**EXTRAIT DU DOCUMENT**
▼
Il y a eu aussi énormément de linogravures qui ont été produites au Mexique pendant la révolution mexicaine, les droits civiques aux États-Unis ont été aussi soutenus par les artistes en linogravure – et ça, c’est quelques exemples. Il y en a plein d’autres, mais en tout cas, c’est une histoire militante qui infuse mon travail aussi, parce que je trouve ça important de continuer à honorer la technique pour ce qu’elle nous a apporté dans l’Histoire, et pas juste parce que c’est joli, et c’est facile.
Azur : Merci pour ces précisions – il y a tellement de choses dans ce que t’as dit, pour partir sur un truc astrologique, qui me font penser à Saturne et à Mars ; le rapport à l’histoire, à l’ancienneté et aussi à la censure, à la répression et au fait de prendre position. Et en même temps on parle de quelque chose qui est très vénusien, enfin, c’est des arts… ! Enfin bref, je vais essayer de pas partir sur une énorme tangente astrologique [rires] surtout que je ne t’ai pas demandé si t’avais envie de parler de ton thème [natal], j’avais pas du tout prévu de partir là-dedans. Mais sur l’astrologie, justement, un des trucs dont j’avais envie qu’on discute, c’était une série que tu as faite sur les signes astrologiques, de linogravures que je trouve magnifiques. Et du coup, je peux laisser un peu présenter cette série et en dire plus ?
XM : D’accord, alors, pour répondre juste sur la question de mon thème, je suis Poissons Ascendant Lion, Lune en Lion, et le reste, je le garde pour moi, voilà [rires] c’est déjà beaucoup.
Azur : [rires] Carrément !
XM : C’est déjà pas mal ! Alors, j’ai juste pas fini sur le caviardage, je me permets, tant qu’on y est.
Azur : Bien sûr, vas-y !
XM : Le caviardage c’est aussi une technique qui a été développée plutôt il y a 200 ans, pour le coup, donc c’est un peu plus vieux que la linogravure, et qui a été développée en Russie pour contrer la censure d’État russe. L’idée, c’est de marquer à l’encre noire des parties d’un texte déjà écrit pour faire ressortir un autre texte qui n’a rien à voir. L’État russe utilisait cette méthode pour faire de la censure, et les artistes russes se sont réapproprié cette technique pour faire de l’art à partir de textes préexistants. Et donc c’est une technique qui a quand même une histoire politique et militante assez importante, même si aujourd’hui elle est ré-utilisée par énormément d’artistes pour faire de la poésie qui parfois n’a rien à voir avec la politique – comme la linogravure. En fait, on peut faire des dessins de poissons sans avoir aucun rapport avec l’histoire militante, mais en tout cas moi encore une fois, ça me tient à cœur d’honorer aussi cette technique-là et son histoire et c’est pour ça que je l’utilise aussi en conjonction avec la linogravure pour parler de sujets, notamment queers, décoloniaux, etc.
▲
**MATÉRIEL FOURNI**
▼
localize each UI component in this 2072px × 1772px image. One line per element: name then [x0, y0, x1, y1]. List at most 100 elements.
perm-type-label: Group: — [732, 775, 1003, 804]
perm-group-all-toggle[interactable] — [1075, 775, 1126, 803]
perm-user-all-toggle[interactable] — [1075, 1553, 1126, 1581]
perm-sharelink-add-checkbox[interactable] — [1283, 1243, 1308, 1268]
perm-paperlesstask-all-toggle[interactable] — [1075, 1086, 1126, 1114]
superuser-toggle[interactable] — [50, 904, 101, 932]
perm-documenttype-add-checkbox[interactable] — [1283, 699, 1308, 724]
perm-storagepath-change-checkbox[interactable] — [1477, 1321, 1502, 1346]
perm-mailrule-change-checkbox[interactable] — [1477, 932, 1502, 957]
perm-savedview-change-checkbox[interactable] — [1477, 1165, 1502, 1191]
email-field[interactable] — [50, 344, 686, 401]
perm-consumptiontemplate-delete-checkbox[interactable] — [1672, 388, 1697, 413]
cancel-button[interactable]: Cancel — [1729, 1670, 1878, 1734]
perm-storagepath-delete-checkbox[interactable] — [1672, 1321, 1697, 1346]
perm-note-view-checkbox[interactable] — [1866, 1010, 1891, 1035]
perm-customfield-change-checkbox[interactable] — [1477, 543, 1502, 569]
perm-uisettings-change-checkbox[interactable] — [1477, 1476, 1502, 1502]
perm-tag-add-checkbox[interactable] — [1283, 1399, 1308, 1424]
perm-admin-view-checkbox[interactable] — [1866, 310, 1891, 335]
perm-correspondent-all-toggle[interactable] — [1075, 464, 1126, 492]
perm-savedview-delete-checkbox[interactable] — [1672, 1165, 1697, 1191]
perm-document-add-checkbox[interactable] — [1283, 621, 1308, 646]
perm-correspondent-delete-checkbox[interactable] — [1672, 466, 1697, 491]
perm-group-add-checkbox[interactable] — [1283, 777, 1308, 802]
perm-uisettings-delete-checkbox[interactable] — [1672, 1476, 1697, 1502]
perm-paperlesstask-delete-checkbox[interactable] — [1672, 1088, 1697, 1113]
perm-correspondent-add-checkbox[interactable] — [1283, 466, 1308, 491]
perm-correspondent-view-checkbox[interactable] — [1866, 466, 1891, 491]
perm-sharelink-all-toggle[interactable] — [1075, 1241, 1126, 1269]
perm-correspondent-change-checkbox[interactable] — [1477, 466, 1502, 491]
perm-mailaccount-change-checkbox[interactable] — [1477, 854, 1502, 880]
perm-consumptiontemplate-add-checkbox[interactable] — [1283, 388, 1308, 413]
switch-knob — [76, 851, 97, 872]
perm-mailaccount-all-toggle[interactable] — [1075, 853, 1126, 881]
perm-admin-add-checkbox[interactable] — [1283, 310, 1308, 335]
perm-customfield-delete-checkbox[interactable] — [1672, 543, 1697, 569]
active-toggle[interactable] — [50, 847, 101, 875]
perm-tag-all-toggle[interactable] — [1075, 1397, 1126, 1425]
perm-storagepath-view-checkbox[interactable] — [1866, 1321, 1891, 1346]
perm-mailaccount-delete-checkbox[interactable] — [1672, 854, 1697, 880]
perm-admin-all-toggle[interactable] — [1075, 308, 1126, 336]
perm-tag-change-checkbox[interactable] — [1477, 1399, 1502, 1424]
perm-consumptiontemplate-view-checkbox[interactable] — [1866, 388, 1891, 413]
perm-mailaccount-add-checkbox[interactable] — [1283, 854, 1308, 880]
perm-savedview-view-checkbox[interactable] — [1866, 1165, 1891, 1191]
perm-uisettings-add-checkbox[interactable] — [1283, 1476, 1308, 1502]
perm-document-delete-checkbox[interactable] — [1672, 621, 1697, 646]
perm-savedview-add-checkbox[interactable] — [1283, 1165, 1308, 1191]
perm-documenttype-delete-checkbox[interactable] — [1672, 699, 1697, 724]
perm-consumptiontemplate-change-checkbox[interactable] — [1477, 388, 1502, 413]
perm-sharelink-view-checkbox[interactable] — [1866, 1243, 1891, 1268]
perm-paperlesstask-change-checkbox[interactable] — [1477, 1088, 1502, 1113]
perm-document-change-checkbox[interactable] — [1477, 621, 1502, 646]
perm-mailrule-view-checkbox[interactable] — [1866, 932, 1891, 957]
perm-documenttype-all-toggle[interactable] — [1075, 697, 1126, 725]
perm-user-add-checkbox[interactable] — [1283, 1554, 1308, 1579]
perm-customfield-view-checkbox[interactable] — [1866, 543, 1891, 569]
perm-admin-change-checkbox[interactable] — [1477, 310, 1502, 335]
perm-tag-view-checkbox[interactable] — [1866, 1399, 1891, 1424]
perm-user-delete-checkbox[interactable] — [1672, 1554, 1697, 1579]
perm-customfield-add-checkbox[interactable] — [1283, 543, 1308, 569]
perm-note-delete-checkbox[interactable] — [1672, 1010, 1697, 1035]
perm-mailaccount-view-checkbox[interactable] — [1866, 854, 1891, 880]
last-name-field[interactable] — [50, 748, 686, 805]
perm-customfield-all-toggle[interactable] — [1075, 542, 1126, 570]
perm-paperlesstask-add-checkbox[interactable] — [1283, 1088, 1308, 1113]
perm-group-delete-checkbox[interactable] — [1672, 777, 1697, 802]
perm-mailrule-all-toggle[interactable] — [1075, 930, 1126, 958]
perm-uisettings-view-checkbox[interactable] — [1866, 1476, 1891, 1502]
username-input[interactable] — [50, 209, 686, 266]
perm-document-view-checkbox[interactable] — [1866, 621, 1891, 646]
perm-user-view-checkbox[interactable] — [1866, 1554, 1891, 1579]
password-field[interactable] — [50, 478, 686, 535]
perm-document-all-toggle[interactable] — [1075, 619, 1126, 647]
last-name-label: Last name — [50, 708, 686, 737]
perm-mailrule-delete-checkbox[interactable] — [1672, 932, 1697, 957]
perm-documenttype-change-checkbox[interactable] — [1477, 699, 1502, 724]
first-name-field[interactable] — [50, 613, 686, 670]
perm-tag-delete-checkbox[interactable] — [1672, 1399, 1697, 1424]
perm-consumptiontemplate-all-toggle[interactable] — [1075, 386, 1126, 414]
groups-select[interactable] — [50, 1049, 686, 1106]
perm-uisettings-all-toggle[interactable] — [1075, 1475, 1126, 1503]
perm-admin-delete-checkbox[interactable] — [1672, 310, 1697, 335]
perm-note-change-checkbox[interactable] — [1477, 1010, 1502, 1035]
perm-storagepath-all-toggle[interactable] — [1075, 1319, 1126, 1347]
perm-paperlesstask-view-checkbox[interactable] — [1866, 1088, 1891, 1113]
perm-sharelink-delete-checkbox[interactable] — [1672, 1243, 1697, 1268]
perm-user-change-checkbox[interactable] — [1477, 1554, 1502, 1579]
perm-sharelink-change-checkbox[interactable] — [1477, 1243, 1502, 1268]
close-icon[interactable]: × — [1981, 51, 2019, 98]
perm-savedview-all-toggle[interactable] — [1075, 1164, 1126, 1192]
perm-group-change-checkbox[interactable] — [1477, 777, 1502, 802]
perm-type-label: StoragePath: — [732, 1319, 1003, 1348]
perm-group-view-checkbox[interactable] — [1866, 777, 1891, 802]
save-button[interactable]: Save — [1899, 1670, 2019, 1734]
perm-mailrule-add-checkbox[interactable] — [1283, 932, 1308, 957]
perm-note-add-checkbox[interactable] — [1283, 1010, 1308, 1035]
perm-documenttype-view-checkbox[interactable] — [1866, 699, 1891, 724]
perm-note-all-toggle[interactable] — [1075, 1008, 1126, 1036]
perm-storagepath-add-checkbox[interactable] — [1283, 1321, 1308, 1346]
▲
**TÂCHES À RÉALISER**
A. Indiquez, s'il vous plaît, si chacune de ces affirmations concorde avec l'extrait, en répondant par oui ou non et en citant les mots décisifs de l'extrait : (i) le caviardage a été développé en Russie pour contrer la censure d'État ; (ii) selon XM, le caviardage est une technique plus récente que la linogravure ; (iii) XM dévoile l'intégralité de son thème natal.
B. Exprimez sous forme de liste JSON de chaînes, à raison d'une chaîne par ligne et sans les lignes vides, tout ce qui va du début des enregistrements jusqu'à la ligne contenant « 466, 1697, 491] », cette ligne comprise.

**CORRIGÉ**
A.
(i) Oui : « qui a été développée en Russie pour contrer la censure d’État russe ».
(ii) Non : « c’est un peu plus vieux que la linogravure ».
(iii) Non : « le reste, je le garde pour moi ».

B.
[
  "localize each UI component in this 2072px × 1772px image. One line per element: name then [x0, y0, x1, y1]. List at most 100 elements.",
  "perm-type-label: Group: — [732, 775, 1003, 804]",
  "perm-group-all-toggle[interactable] — [1075, 775, 1126, 803]",
  "perm-user-all-toggle[interactable] — [1075, 1553, 1126, 1581]",
  "perm-sharelink-add-checkbox[interactable] — [1283, 1243, 1308, 1268]",
  "perm-paperlesstask-all-toggle[interactable] — [1075, 1086, 1126, 1114]",
  "superuser-toggle[interactable] — [50, 904, 101, 932]",
  "perm-documenttype-add-checkbox[interactable] — [1283, 699, 1308, 724]",
  "perm-storagepath-change-checkbox[interactable] — [1477, 1321, 1502, 1346]",
  "perm-mailrule-change-checkbox[interactable] — [1477, 932, 1502, 957]",
  "perm-savedview-change-checkbox[interactable] — [1477, 1165, 1502, 1191]",
  "email-field[interactable] — [50, 344, 686, 401]",
  "perm-consumptiontemplate-delete-checkbox[interactable] — [1672, 388, 1697, 413]",
  "cancel-button[interactable]: Cancel — [1729, 1670, 1878, 1734]",
  "perm-storagepath-delete-checkbox[interactable] — [1672, 1321, 1697, 1346]",
  "perm-note-view-checkbox[interactable] — [1866, 1010, 1891, 1035]",
  "perm-customfield-change-checkbox[interactable] — [1477, 543, 1502, 569]",
  "perm-uisettings-change-checkbox[interactable] — [1477, 1476, 1502, 1502]",
  "perm-tag-add-checkbox[interactable] — [1283, 1399, 1308, 1424]",
  "perm-admin-view-checkbox[interactable] — [1866, 310, 1891, 335]",
  "perm-correspondent-all-toggle[interactable] — [1075, 464, 1126, 492]",
  "perm-savedview-delete-checkbox[interactable] — [1672, 1165, 1697, 1191]",
  "perm-document-add-checkbox[interactable] — [1283, 621, 1308, 646]",
  "perm-correspondent-delete-checkbox[interactable] — [1672, 466, 1697, 491]"
]